> Directions
Identify each line below that contains the word "Congrès", and copy it out.

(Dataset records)

↓↓↓

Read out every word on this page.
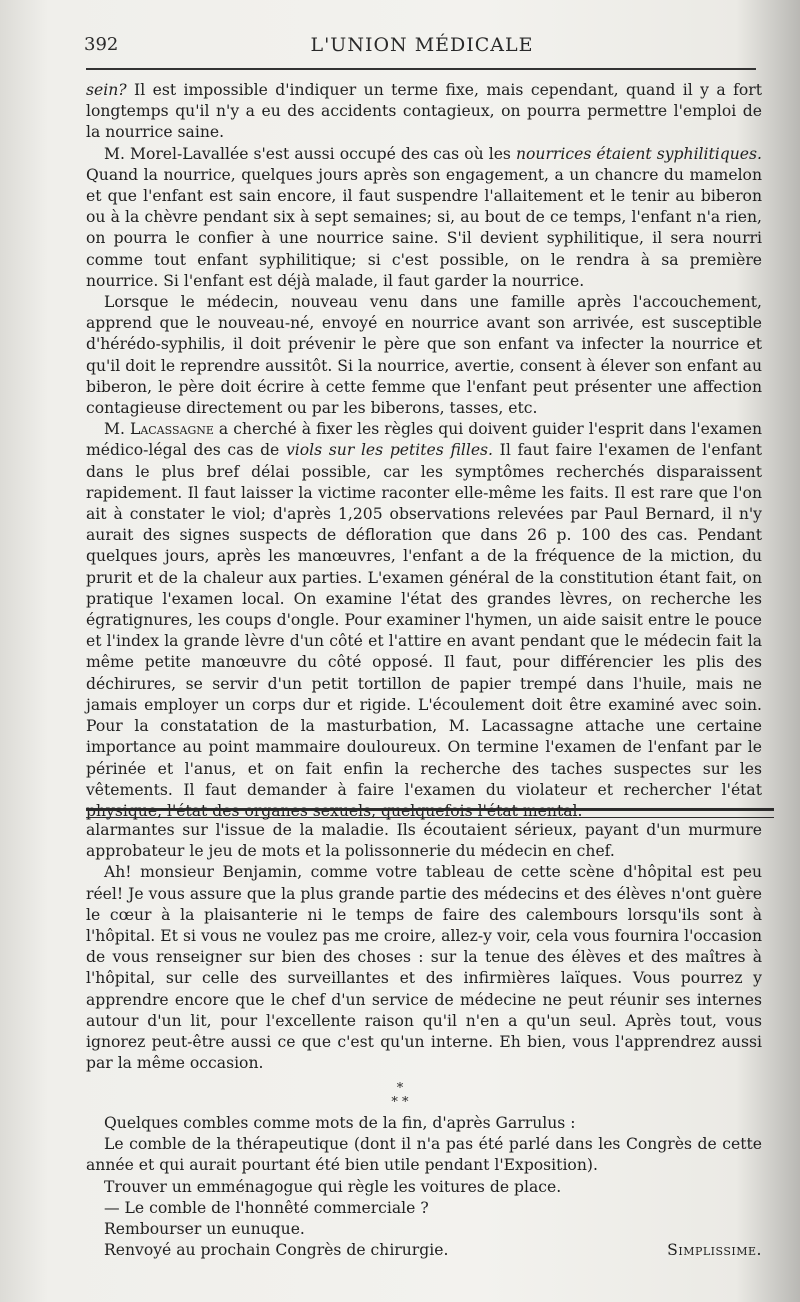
392	L'UNION MÉDICALE

sein? Il est impossible d'indiquer un terme fixe, mais cependant, quand il y a fort longtemps qu'il n'y a eu des accidents contagieux, on pourra permettre l'emploi de la nourrice saine.

M. Morel-Lavallée s'est aussi occupé des cas où les nourrices étaient syphilitiques. Quand la nourrice, quelques jours après son engagement, a un chancre du mamelon et que l'enfant est sain encore, il faut suspendre l'allaitement et le tenir au biberon ou à la chèvre pendant six à sept semaines; si, au bout de ce temps, l'enfant n'a rien, on pourra le confier à une nourrice saine. S'il devient syphilitique, il sera nourri comme tout enfant syphilitique; si c'est possible, on le rendra à sa première nourrice. Si l'enfant est déjà malade, il faut garder la nourrice.

Lorsque le médecin, nouveau venu dans une famille après l'accouchement, apprend que le nouveau-né, envoyé en nourrice avant son arrivée, est susceptible d'hérédo-syphilis, il doit prévenir le père que son enfant va infecter la nourrice et qu'il doit le reprendre aussitôt. Si la nourrice, avertie, consent à élever son enfant au biberon, le père doit écrire à cette femme que l'enfant peut présenter une affection contagieuse directement ou par les biberons, tasses, etc.

M. Lacassagne a cherché à fixer les règles qui doivent guider l'esprit dans l'examen médico-légal des cas de viols sur les petites filles. Il faut faire l'examen de l'enfant dans le plus bref délai possible, car les symptômes recherchés disparaissent rapidement. Il faut laisser la victime raconter elle-même les faits. Il est rare que l'on ait à constater le viol; d'après 1,205 observations relevées par Paul Bernard, il n'y aurait des signes suspects de défloration que dans 26 p. 100 des cas. Pendant quelques jours, après les manœuvres, l'enfant a de la fréquence de la miction, du prurit et de la chaleur aux parties. L'examen général de la constitution étant fait, on pratique l'examen local. On examine l'état des grandes lèvres, on recherche les égratignures, les coups d'ongle. Pour examiner l'hymen, un aide saisit entre le pouce et l'index la grande lèvre d'un côté et l'attire en avant pendant que le médecin fait la même petite manœuvre du côté opposé. Il faut, pour différencier les plis des déchirures, se servir d'un petit tortillon de papier trempé dans l'huile, mais ne jamais employer un corps dur et rigide. L'écoulement doit être examiné avec soin. Pour la constatation de la masturbation, M. Lacassagne attache une certaine importance au point mammaire douloureux. On termine l'examen de l'enfant par le périnée et l'anus, et on fait enfin la recherche des taches suspectes sur les vêtements. Il faut demander à faire l'examen du violateur et rechercher l'état physique, l'état des organes sexuels, quelquefois l'état mental.

alarmantes sur l'issue de la maladie. Ils écoutaient sérieux, payant d'un murmure approbateur le jeu de mots et la polissonnerie du médecin en chef.

Ah! monsieur Benjamin, comme votre tableau de cette scène d'hôpital est peu réel! Je vous assure que la plus grande partie des médecins et des élèves n'ont guère le cœur à la plaisanterie ni le temps de faire des calembours lorsqu'ils sont à l'hôpital. Et si vous ne voulez pas me croire, allez-y voir, cela vous fournira l'occasion de vous renseigner sur bien des choses : sur la tenue des élèves et des maîtres à l'hôpital, sur celle des surveillantes et des infirmières laïques. Vous pourrez y apprendre encore que le chef d'un service de médecine ne peut réunir ses internes autour d'un lit, pour l'excellente raison qu'il n'en a qu'un seul. Après tout, vous ignorez peut-être aussi ce que c'est qu'un interne. Eh bien, vous l'apprendrez aussi par la même occasion.

*
* *

Quelques combles comme mots de la fin, d'après Garrulus :

Le comble de la thérapeutique (dont il n'a pas été parlé dans les Congrès de cette année et qui aurait pourtant été bien utile pendant l'Exposition).

Trouver un emménagogue qui règle les voitures de place.

— Le comble de l'honnêté commerciale ?

Rembourser un eunuque.

Renvoyé au prochain Congrès de chirurgie.	Simplissime.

↑↑↑

> Answer below
Le comble de la thérapeutique (dont il n'a pas été parlé dans les Congrès de cette année et qui aurait pourtant été bien utile pendant l'Exposition).
Renvoyé au prochain Congrès de chirurgie.	Simplissime.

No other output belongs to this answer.